═══ Record extracts
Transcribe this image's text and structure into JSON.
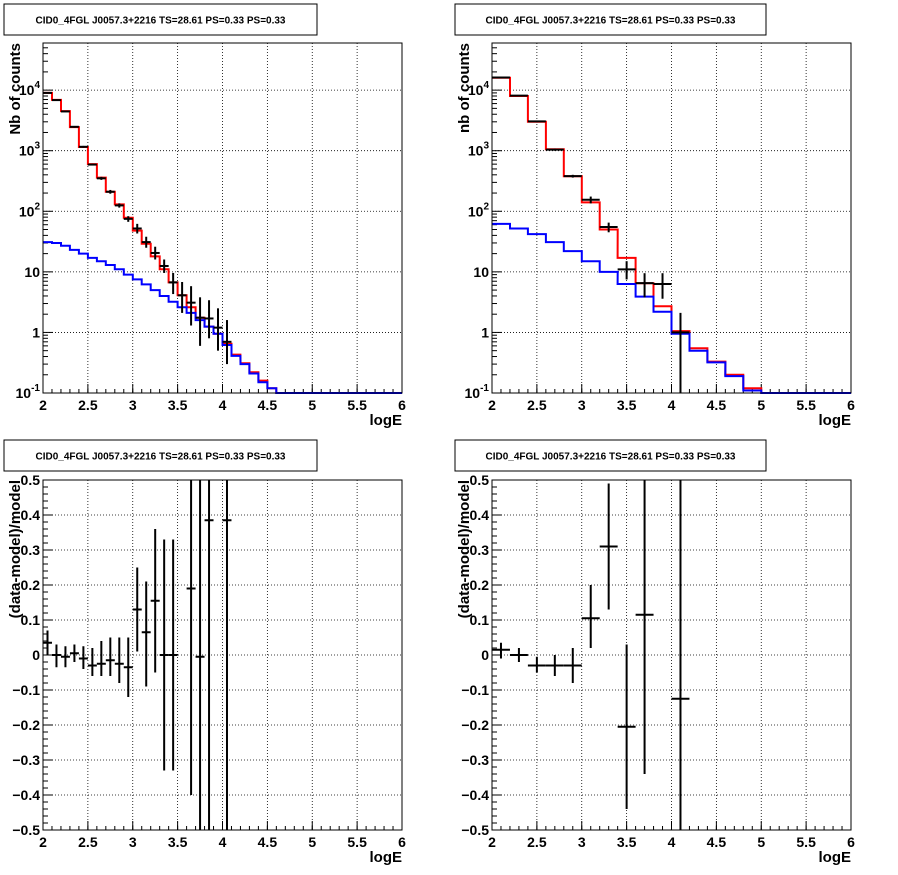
{
  "colors": {
    "data": "#000000",
    "total_model": "#ff0000",
    "background_model": "#0000ff",
    "grid": "#000000"
  },
  "chart_data": [
    {
      "type": "line",
      "title": "CID0_4FGL J0057.3+2216 TS=28.61 PS=0.33 PS=0.33",
      "xlabel": "logE",
      "ylabel": "Nb of counts",
      "xlim": [
        2,
        6
      ],
      "ylim": [
        0.1,
        60000
      ],
      "log_y": true,
      "grid": true,
      "x_ticks": [
        "2",
        "2.5",
        "3",
        "3.5",
        "4",
        "4.5",
        "5",
        "5.5",
        "6"
      ],
      "y_ticks": [
        "10^-1",
        "1",
        "10",
        "10^2",
        "10^3",
        "10^4"
      ],
      "bin_width": 0.1,
      "series": [
        {
          "style": "step-red",
          "x": [
            2.0,
            2.1,
            2.2,
            2.3,
            2.4,
            2.5,
            2.6,
            2.7,
            2.8,
            2.9,
            3.0,
            3.1,
            3.2,
            3.3,
            3.4,
            3.5,
            3.6,
            3.7,
            3.8,
            3.9,
            4.0,
            4.1,
            4.2,
            4.3,
            4.4,
            4.5,
            4.6,
            4.7,
            4.8,
            4.9,
            5.0,
            5.1,
            5.2,
            5.3,
            5.4,
            5.5,
            5.6,
            5.7,
            5.8,
            5.9
          ],
          "values": [
            9000,
            6900,
            4500,
            2450,
            1150,
            600,
            360,
            210,
            130,
            78,
            48,
            29,
            18,
            11,
            6.7,
            4.1,
            2.6,
            1.75,
            1.25,
            0.95,
            0.65,
            0.43,
            0.31,
            0.22,
            0.16,
            0.12,
            0.1,
            0.1,
            0.1,
            0.1,
            0.1,
            0.1,
            0.1,
            0.1,
            0.1,
            0.1,
            0.1,
            0.1,
            0.1,
            0.1
          ]
        },
        {
          "style": "step-blue",
          "x": [
            2.0,
            2.1,
            2.2,
            2.3,
            2.4,
            2.5,
            2.6,
            2.7,
            2.8,
            2.9,
            3.0,
            3.1,
            3.2,
            3.3,
            3.4,
            3.5,
            3.6,
            3.7,
            3.8,
            3.9,
            4.0,
            4.1,
            4.2,
            4.3,
            4.4,
            4.5,
            4.6,
            4.7,
            4.8,
            4.9,
            5.0,
            5.1,
            5.2,
            5.3,
            5.4,
            5.5,
            5.6,
            5.7,
            5.8,
            5.9
          ],
          "values": [
            31,
            30,
            27,
            23,
            20,
            17,
            15,
            13,
            11,
            9,
            7.5,
            6.2,
            5,
            4,
            3.2,
            2.6,
            2.1,
            1.6,
            1.25,
            0.95,
            0.62,
            0.41,
            0.3,
            0.21,
            0.15,
            0.12,
            0.1,
            0.1,
            0.1,
            0.1,
            0.1,
            0.1,
            0.1,
            0.1,
            0.1,
            0.1,
            0.1,
            0.1,
            0.1,
            0.1
          ]
        },
        {
          "style": "points-errorbars",
          "x": [
            2.05,
            2.15,
            2.25,
            2.35,
            2.45,
            2.55,
            2.65,
            2.75,
            2.85,
            2.95,
            3.05,
            3.15,
            3.25,
            3.35,
            3.45,
            3.55,
            3.65,
            3.75,
            3.85,
            3.95,
            4.05
          ],
          "values": [
            9000,
            6850,
            4450,
            2480,
            1160,
            590,
            350,
            210,
            125,
            75,
            52,
            31,
            20.5,
            12.5,
            6.7,
            4.1,
            3.1,
            1.75,
            1.7,
            1.2,
            0.7
          ],
          "y_low": [
            8800,
            6700,
            4350,
            2400,
            1120,
            570,
            330,
            195,
            115,
            67,
            43,
            25,
            16,
            9.6,
            4.3,
            2.1,
            1.3,
            0.6,
            0.8,
            0.5,
            0.3
          ],
          "y_high": [
            9200,
            7000,
            4550,
            2560,
            1200,
            610,
            370,
            225,
            135,
            83,
            62,
            38,
            26,
            16,
            9.6,
            6.8,
            5.8,
            3.8,
            3.4,
            2.5,
            1.6
          ]
        }
      ]
    },
    {
      "type": "line",
      "title": "CID0_4FGL J0057.3+2216 TS=28.61 PS=0.33 PS=0.33",
      "xlabel": "logE",
      "ylabel": "nb of counts",
      "xlim": [
        2,
        6
      ],
      "ylim": [
        0.1,
        60000
      ],
      "log_y": true,
      "grid": true,
      "x_ticks": [
        "2",
        "2.5",
        "3",
        "3.5",
        "4",
        "4.5",
        "5",
        "5.5",
        "6"
      ],
      "y_ticks": [
        "10^-1",
        "1",
        "10",
        "10^2",
        "10^3",
        "10^4"
      ],
      "bin_width": 0.2,
      "series": [
        {
          "style": "step-red",
          "x": [
            2.0,
            2.2,
            2.4,
            2.6,
            2.8,
            3.0,
            3.2,
            3.4,
            3.6,
            3.8,
            4.0,
            4.2,
            4.4,
            4.6,
            4.8,
            5.0,
            5.2,
            5.4,
            5.6,
            5.8
          ],
          "values": [
            16000,
            8000,
            3000,
            1060,
            380,
            140,
            50,
            17,
            6.5,
            2.7,
            1.05,
            0.55,
            0.33,
            0.2,
            0.12,
            0.1,
            0.1,
            0.1,
            0.1,
            0.1
          ]
        },
        {
          "style": "step-blue",
          "x": [
            2.0,
            2.2,
            2.4,
            2.6,
            2.8,
            3.0,
            3.2,
            3.4,
            3.6,
            3.8,
            4.0,
            4.2,
            4.4,
            4.6,
            4.8,
            5.0,
            5.2,
            5.4,
            5.6,
            5.8
          ],
          "values": [
            62,
            52,
            42,
            31,
            22,
            15,
            10,
            6.3,
            3.9,
            2.2,
            0.95,
            0.5,
            0.32,
            0.19,
            0.11,
            0.1,
            0.1,
            0.1,
            0.1,
            0.1
          ]
        },
        {
          "style": "points-errorbars",
          "x": [
            2.1,
            2.3,
            2.5,
            2.7,
            2.9,
            3.1,
            3.3,
            3.5,
            3.7,
            3.9,
            4.1
          ],
          "values": [
            16200,
            8100,
            3050,
            1040,
            380,
            155,
            55,
            11,
            6.5,
            6.3,
            1.0
          ],
          "y_low": [
            16000,
            7900,
            2950,
            1000,
            360,
            135,
            45,
            7.5,
            3.8,
            3.6,
            0.1
          ],
          "y_high": [
            16400,
            8300,
            3150,
            1080,
            400,
            175,
            65,
            15,
            9.5,
            9.5,
            2.1
          ]
        }
      ]
    },
    {
      "type": "scatter",
      "title": "CID0_4FGL J0057.3+2216 TS=28.61 PS=0.33 PS=0.33",
      "xlabel": "logE",
      "ylabel": "(data-model)/model",
      "xlim": [
        2,
        6
      ],
      "ylim": [
        -0.5,
        0.5
      ],
      "grid": true,
      "x_ticks": [
        "2",
        "2.5",
        "3",
        "3.5",
        "4",
        "4.5",
        "5",
        "5.5",
        "6"
      ],
      "y_ticks": [
        "-0.5",
        "-0.4",
        "-0.3",
        "-0.2",
        "-0.1",
        "0",
        "0.1",
        "0.2",
        "0.3",
        "0.4",
        "0.5"
      ],
      "bin_width": 0.1,
      "series": [
        {
          "style": "points-errorbars",
          "x": [
            2.05,
            2.15,
            2.25,
            2.35,
            2.45,
            2.55,
            2.65,
            2.75,
            2.85,
            2.95,
            3.05,
            3.15,
            3.25,
            3.35,
            3.45,
            3.65,
            3.75,
            3.85,
            4.05
          ],
          "values": [
            0.035,
            0.0,
            -0.005,
            0.005,
            -0.01,
            -0.03,
            -0.025,
            -0.015,
            -0.025,
            -0.035,
            0.13,
            0.065,
            0.155,
            0.0,
            0.0,
            0.19,
            -0.005,
            0.385,
            0.385
          ],
          "y_low": [
            0.0,
            -0.035,
            -0.035,
            -0.02,
            -0.04,
            -0.06,
            -0.06,
            -0.06,
            -0.08,
            -0.12,
            0.01,
            -0.09,
            -0.05,
            -0.33,
            -0.33,
            -0.4,
            -0.5,
            -0.5,
            -0.5
          ],
          "y_high": [
            0.07,
            0.03,
            0.025,
            0.03,
            0.025,
            0.02,
            0.04,
            0.05,
            0.05,
            0.05,
            0.25,
            0.21,
            0.36,
            0.33,
            0.33,
            0.5,
            0.5,
            0.5,
            0.5
          ]
        }
      ]
    },
    {
      "type": "scatter",
      "title": "CID0_4FGL J0057.3+2216 TS=28.61 PS=0.33 PS=0.33",
      "xlabel": "logE",
      "ylabel": "(data-model)/model",
      "xlim": [
        2,
        6
      ],
      "ylim": [
        -0.5,
        0.5
      ],
      "grid": true,
      "x_ticks": [
        "2",
        "2.5",
        "3",
        "3.5",
        "4",
        "4.5",
        "5",
        "5.5",
        "6"
      ],
      "y_ticks": [
        "-0.5",
        "-0.4",
        "-0.3",
        "-0.2",
        "-0.1",
        "0",
        "0.1",
        "0.2",
        "0.3",
        "0.4",
        "0.5"
      ],
      "bin_width": 0.2,
      "series": [
        {
          "style": "points-errorbars",
          "x": [
            2.1,
            2.3,
            2.5,
            2.7,
            2.9,
            3.1,
            3.3,
            3.5,
            3.7,
            4.1
          ],
          "values": [
            0.015,
            0.0,
            -0.03,
            -0.03,
            -0.03,
            0.105,
            0.31,
            -0.205,
            0.115,
            -0.125
          ],
          "y_low": [
            -0.01,
            -0.02,
            -0.05,
            -0.06,
            -0.08,
            0.02,
            0.13,
            -0.44,
            -0.34,
            -0.5
          ],
          "y_high": [
            0.035,
            0.02,
            -0.005,
            0.0,
            0.02,
            0.2,
            0.49,
            0.03,
            0.5,
            0.5
          ]
        }
      ]
    }
  ]
}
══════
* _Instructions to follow_:
In the listing above, how many lines include the word "ylabel"? Answer with the number and nothing more.

* _Full solution_:
4